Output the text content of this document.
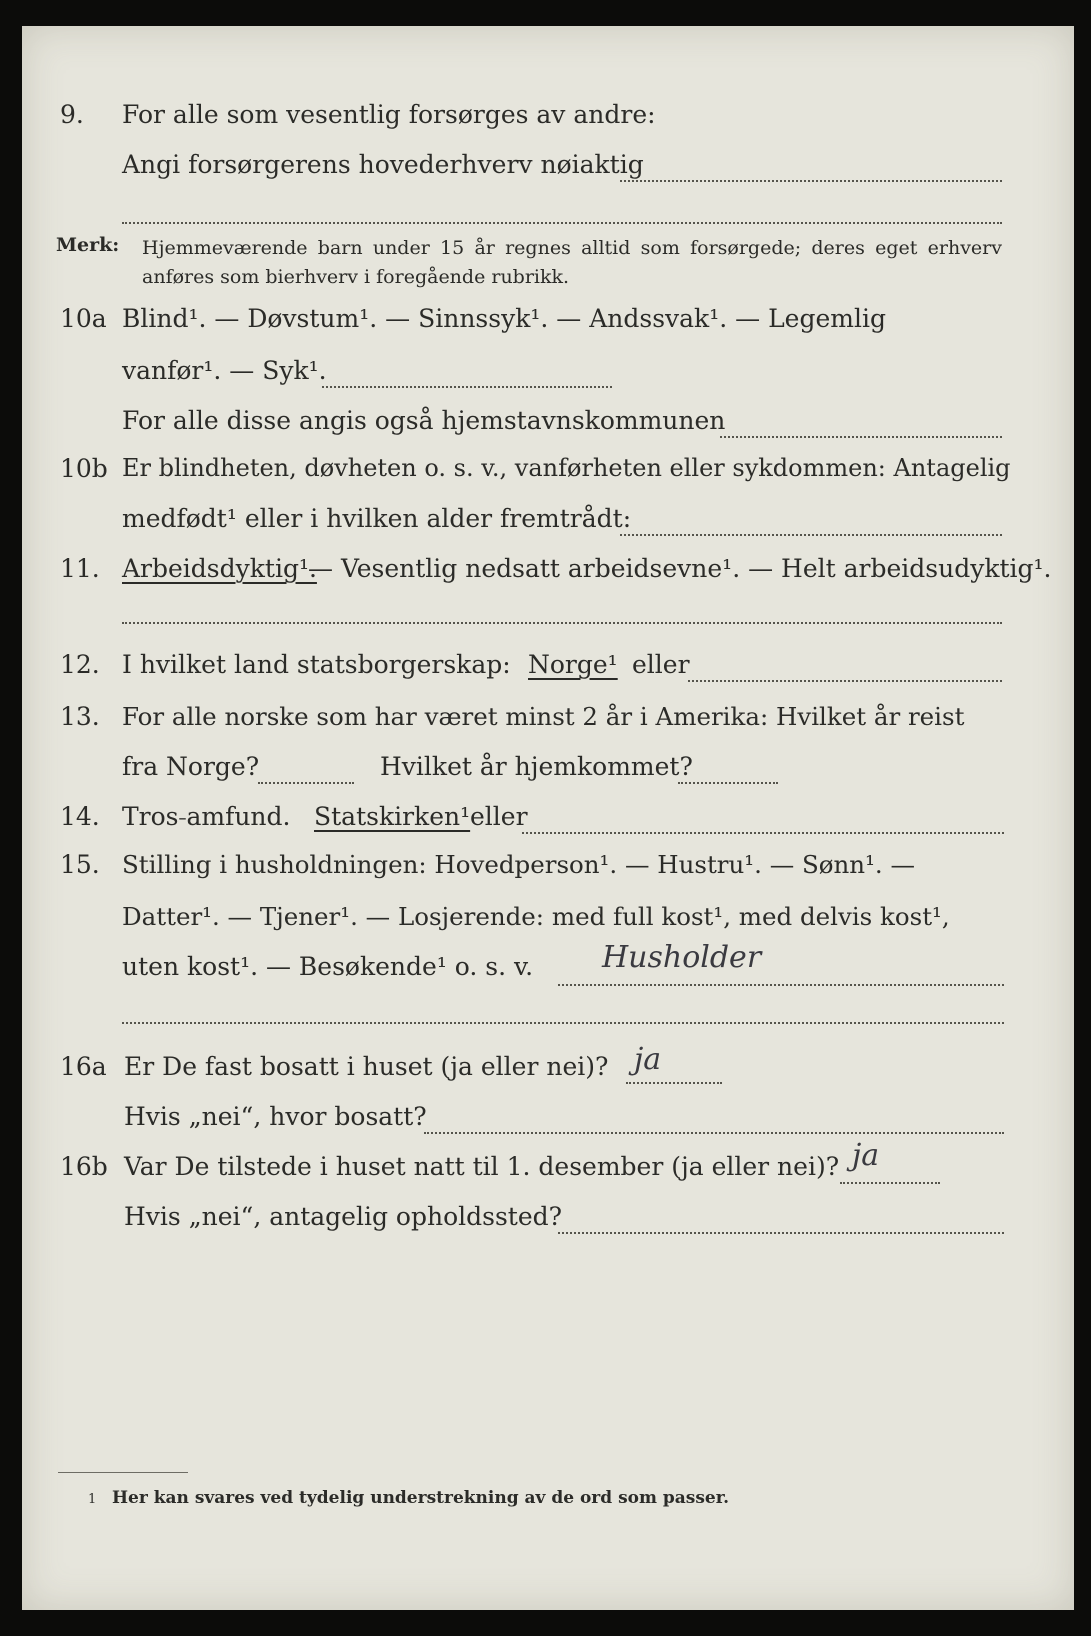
9. For alle som vesentlig forsørges av andre:
Angi forsørgerens hovederhverv nøiaktig
Merk: Hjemmeværende barn under 15 år regnes alltid som forsørgede; deres eget erhverv anføres som bierhverv i foregående rubrikk.
10a Blind¹. — Døvstum¹. — Sinnssyk¹. — Andssvak¹. — Legemlig
vanfør¹. — Syk¹.
For alle disse angis også hjemstavnskommunen
10b Er blindheten, døvheten o. s. v., vanførheten eller sykdommen: Antagelig
medfødt¹ eller i hvilken alder fremtrådt:
11. Arbeidsdyktig¹.
— Vesentlig nedsatt arbeidsevne¹. — Helt arbeidsudyktig¹.
12. I hvilket land statsborgerskap: Norge¹ eller
13. For alle norske som har været minst 2 år i Amerika: Hvilket år reist
fra Norge?	Hvilket år hjemkommet?
14. Tros ̵amfund. Statskirken¹ eller
15. Stilling i husholdningen: Hovedperson¹. — Hustru¹. — Sønn¹. —
Datter¹. — Tjener¹. — Losjerende: med full kost¹, med delvis kost¹,
uten kost¹. — Besøkende¹ o. s. v. Husholder
16a Er De fast bosatt i huset (ja eller nei)? ja
Hvis „nei“, hvor bosatt?
16b Var De tilstede i huset natt til 1. desember (ja eller nei)? ja
Hvis „nei“, antagelig opholdssted?
1 Her kan svares ved tydelig understrekning av de ord som passer.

◆ ◆ ◆ ◆

**WRITTEN EXERCISE**
Reproduce the full listing above verbatim, with no pictures included.

**OUTPUT BELOW**
Output the text content of this document.
9. For alle som vesentlig forsørges av andre:
Angi forsørgerens hovederhverv nøiaktig
Merk: Hjemmeværende barn under 15 år regnes alltid som forsørgede; deres eget erhverv anføres som bierhverv i foregående rubrikk.
10a Blind¹. — Døvstum¹. — Sinnssyk¹. — Andssvak¹. — Legemlig
vanfør¹. — Syk¹.
For alle disse angis også hjemstavnskommunen
10b Er blindheten, døvheten o. s. v., vanførheten eller sykdommen: Antagelig
medfødt¹ eller i hvilken alder fremtrådt:
11. Arbeidsdyktig¹.
— Vesentlig nedsatt arbeidsevne¹. — Helt arbeidsudyktig¹.
12. I hvilket land statsborgerskap: Norge¹ eller
13. For alle norske som har været minst 2 år i Amerika: Hvilket år reist
fra Norge?	Hvilket år hjemkommet?
14. Tros ̵amfund. Statskirken¹ eller
15. Stilling i husholdningen: Hovedperson¹. — Hustru¹. — Sønn¹. —
Datter¹. — Tjener¹. — Losjerende: med full kost¹, med delvis kost¹,
uten kost¹. — Besøkende¹ o. s. v. Husholder
16a Er De fast bosatt i huset (ja eller nei)? ja
Hvis „nei“, hvor bosatt?
16b Var De tilstede i huset natt til 1. desember (ja eller nei)? ja
Hvis „nei“, antagelig opholdssted?
1 Her kan svares ved tydelig understrekning av de ord som passer.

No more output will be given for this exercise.